* Stated task:
Among the lines below, how many carry the string "محیط"? Reply with a number and nothing else.

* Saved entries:
^^^^

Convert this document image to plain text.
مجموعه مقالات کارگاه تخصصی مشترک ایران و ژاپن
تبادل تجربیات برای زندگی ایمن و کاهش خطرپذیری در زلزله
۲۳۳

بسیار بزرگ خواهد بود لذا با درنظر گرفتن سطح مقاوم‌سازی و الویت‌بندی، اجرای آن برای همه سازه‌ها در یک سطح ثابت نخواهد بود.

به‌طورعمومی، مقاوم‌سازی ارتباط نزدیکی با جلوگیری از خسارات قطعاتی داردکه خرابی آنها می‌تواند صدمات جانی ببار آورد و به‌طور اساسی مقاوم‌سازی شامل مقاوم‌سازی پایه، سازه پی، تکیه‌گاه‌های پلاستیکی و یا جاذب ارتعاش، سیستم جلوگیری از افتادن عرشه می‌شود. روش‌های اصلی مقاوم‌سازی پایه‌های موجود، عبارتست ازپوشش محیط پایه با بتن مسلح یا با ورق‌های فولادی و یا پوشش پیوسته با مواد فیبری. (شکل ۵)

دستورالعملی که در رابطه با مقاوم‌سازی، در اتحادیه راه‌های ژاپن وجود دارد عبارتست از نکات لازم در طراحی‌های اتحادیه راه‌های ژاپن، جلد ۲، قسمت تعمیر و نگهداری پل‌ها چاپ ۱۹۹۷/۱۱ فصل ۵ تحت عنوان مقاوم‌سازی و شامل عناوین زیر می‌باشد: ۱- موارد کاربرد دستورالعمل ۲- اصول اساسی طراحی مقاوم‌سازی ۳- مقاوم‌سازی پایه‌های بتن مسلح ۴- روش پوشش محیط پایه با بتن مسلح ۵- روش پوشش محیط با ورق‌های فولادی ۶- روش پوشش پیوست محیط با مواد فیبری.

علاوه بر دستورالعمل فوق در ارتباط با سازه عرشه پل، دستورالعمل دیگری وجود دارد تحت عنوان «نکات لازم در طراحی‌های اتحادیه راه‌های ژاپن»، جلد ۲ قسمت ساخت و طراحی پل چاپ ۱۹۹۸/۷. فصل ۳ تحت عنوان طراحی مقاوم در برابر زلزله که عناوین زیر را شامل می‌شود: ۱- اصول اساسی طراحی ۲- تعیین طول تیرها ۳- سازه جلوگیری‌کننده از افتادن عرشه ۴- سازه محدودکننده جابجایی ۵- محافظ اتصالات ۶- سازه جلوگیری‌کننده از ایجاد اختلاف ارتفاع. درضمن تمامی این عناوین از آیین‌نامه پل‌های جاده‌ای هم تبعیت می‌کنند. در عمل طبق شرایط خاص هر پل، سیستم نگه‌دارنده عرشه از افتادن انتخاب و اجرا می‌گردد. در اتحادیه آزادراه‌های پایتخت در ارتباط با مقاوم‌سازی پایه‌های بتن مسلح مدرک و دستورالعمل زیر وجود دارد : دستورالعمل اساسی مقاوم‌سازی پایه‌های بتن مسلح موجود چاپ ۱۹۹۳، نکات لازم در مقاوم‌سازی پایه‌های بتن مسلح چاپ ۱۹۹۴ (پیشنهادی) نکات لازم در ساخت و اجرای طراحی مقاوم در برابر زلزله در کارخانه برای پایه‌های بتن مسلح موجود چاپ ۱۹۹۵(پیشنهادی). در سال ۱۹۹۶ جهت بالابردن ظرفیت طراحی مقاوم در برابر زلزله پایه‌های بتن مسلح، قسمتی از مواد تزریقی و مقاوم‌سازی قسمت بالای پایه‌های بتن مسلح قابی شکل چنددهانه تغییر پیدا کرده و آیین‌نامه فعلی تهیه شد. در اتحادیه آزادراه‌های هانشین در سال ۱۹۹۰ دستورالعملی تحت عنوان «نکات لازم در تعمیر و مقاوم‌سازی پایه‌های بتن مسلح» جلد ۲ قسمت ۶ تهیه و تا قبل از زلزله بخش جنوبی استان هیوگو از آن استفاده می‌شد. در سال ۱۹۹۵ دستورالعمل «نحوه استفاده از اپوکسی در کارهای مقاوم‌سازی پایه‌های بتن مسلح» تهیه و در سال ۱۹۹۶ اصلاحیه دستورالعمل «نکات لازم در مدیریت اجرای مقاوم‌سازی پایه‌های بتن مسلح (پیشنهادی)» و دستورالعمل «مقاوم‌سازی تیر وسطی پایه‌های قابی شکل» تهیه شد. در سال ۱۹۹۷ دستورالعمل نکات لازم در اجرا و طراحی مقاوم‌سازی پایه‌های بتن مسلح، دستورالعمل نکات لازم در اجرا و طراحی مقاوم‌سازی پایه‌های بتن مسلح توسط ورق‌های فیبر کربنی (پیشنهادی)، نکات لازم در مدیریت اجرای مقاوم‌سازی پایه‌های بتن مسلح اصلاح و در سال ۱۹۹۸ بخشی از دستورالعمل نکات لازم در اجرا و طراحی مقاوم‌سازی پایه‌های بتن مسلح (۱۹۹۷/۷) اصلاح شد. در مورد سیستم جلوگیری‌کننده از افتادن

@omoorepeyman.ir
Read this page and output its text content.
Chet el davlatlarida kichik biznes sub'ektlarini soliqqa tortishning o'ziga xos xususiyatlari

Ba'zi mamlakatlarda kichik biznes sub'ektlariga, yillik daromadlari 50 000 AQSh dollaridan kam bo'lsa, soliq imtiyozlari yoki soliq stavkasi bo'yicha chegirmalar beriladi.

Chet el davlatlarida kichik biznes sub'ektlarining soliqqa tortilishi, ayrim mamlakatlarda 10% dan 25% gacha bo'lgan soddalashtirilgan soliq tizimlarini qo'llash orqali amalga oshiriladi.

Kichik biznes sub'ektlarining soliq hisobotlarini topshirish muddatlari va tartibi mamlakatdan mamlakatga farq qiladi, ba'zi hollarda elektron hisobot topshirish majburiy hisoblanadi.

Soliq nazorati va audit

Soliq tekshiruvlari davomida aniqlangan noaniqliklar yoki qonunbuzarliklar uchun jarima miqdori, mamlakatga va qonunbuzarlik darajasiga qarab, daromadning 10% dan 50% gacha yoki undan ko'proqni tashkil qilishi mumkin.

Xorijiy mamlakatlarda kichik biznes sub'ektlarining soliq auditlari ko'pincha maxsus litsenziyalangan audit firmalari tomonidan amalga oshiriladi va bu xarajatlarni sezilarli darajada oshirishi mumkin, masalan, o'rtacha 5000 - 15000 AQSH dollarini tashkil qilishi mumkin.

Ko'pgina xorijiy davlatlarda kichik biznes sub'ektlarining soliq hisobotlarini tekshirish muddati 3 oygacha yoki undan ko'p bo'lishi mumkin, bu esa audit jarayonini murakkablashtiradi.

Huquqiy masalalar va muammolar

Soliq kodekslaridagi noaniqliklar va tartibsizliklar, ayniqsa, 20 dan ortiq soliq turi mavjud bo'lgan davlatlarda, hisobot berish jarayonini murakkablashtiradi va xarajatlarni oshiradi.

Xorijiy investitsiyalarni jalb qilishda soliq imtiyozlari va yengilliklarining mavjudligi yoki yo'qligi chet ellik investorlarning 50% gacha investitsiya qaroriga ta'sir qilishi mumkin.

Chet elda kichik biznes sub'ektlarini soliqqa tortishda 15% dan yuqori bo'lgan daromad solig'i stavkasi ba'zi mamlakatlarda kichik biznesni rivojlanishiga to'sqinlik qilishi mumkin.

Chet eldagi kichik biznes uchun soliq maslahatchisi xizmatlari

^^^^

* Response:
2